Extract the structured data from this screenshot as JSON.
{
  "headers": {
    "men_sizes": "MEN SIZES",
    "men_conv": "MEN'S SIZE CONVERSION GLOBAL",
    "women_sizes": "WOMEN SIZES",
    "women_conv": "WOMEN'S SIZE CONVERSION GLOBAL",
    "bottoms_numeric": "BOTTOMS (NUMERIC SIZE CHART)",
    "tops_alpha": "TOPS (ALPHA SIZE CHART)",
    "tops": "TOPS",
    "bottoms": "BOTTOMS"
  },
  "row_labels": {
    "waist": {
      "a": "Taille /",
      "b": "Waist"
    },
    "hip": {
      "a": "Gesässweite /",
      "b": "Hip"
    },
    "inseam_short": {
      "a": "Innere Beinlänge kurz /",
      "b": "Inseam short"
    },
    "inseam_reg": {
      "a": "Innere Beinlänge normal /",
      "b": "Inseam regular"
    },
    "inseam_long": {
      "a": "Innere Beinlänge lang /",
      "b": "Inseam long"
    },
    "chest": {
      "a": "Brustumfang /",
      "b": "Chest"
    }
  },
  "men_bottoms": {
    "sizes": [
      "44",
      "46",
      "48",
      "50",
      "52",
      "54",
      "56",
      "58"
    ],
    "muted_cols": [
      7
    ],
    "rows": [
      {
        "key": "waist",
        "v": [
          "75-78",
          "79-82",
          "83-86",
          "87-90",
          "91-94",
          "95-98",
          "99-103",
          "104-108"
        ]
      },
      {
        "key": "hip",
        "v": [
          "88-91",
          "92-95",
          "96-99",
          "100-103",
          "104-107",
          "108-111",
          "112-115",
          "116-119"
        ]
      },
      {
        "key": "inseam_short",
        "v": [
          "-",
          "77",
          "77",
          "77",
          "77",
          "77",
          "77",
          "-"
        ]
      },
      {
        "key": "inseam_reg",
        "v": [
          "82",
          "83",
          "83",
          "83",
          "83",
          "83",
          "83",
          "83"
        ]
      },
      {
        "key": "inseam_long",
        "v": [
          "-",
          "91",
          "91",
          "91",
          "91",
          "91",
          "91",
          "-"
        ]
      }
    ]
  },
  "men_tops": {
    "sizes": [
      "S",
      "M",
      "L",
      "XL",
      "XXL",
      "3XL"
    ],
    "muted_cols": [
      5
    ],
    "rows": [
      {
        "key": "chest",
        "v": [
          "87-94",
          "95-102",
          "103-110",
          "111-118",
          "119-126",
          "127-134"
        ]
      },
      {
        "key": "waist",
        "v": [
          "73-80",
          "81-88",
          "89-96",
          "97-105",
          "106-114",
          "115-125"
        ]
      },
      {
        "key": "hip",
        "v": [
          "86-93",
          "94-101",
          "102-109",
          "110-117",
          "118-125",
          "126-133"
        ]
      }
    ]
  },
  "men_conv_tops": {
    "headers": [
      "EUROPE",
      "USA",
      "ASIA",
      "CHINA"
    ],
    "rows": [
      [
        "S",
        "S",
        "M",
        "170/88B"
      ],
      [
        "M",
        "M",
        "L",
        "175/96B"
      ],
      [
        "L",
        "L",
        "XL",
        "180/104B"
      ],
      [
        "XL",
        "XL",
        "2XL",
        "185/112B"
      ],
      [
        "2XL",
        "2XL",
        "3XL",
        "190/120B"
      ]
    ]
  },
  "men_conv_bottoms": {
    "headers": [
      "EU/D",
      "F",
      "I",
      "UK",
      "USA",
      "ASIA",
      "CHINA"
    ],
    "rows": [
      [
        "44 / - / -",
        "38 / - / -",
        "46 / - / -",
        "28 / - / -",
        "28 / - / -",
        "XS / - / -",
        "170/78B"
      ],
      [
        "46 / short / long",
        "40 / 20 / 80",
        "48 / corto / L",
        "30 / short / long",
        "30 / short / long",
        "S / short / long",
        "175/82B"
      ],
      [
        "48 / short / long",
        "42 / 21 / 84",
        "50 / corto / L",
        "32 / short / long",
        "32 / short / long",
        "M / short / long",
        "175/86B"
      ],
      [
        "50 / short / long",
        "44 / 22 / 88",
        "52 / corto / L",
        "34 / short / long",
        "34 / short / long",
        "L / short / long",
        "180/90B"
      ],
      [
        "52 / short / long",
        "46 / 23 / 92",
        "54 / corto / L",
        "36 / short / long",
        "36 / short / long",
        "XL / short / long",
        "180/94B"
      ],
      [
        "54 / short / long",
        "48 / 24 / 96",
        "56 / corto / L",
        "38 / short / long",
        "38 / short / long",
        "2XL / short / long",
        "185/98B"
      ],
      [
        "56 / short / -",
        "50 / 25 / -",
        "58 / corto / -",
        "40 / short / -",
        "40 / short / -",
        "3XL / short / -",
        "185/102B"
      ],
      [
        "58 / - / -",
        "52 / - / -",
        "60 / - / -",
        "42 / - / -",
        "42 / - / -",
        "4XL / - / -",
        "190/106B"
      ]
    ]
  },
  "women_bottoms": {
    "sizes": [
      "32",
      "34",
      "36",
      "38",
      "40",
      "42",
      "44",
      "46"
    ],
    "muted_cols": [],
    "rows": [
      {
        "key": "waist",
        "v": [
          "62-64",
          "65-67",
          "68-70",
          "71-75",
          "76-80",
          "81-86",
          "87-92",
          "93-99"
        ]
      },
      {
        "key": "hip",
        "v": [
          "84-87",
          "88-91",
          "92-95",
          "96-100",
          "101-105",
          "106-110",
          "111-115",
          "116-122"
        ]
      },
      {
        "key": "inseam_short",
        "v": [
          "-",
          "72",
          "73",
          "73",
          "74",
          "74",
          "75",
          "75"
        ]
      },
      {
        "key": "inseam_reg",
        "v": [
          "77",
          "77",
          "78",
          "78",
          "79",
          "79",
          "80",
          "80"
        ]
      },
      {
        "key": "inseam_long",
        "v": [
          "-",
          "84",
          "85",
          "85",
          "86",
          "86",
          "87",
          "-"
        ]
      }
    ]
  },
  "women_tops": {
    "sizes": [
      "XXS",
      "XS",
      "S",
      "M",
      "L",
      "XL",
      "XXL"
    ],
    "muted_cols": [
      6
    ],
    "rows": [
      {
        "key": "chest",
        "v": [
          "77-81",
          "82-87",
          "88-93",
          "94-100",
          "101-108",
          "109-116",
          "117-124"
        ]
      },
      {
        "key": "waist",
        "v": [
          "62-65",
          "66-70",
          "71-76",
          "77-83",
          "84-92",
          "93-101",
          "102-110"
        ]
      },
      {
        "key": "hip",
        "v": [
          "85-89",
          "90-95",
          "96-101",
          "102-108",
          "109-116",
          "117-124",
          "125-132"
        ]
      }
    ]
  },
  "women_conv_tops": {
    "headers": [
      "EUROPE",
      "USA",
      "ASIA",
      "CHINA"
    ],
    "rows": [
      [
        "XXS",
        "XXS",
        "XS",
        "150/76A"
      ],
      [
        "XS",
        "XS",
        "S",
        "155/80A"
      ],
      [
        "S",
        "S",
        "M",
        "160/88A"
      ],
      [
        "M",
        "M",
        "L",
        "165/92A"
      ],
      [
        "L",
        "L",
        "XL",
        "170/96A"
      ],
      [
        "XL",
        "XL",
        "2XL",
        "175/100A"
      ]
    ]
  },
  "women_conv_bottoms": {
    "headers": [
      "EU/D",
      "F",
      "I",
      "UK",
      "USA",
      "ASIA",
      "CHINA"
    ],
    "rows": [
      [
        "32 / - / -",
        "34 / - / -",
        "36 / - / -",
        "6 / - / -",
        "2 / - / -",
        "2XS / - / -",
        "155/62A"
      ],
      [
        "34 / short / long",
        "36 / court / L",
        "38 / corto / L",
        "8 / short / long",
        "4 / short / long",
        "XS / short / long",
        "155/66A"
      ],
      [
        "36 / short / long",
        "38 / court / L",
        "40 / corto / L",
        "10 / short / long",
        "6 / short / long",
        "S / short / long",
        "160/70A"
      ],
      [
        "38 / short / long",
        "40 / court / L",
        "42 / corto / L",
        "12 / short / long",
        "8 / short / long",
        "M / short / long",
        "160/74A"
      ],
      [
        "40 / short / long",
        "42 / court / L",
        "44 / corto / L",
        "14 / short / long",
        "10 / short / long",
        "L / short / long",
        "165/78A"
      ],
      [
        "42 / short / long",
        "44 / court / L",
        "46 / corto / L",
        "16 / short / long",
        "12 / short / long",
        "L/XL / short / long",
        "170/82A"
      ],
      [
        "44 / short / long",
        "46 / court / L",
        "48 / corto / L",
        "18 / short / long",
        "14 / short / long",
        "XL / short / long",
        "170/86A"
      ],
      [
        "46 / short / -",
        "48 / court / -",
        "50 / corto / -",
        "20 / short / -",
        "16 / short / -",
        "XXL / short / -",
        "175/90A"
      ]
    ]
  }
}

********

= Your objective =
Read the data above and pull out each line that holds the string "court".

= Result of the exercise =
        "36 / court / L",
        "38 / court / L",
        "40 / court / L",
        "42 / court / L",
        "44 / court / L",
        "46 / court / L",
        "48 / court / -",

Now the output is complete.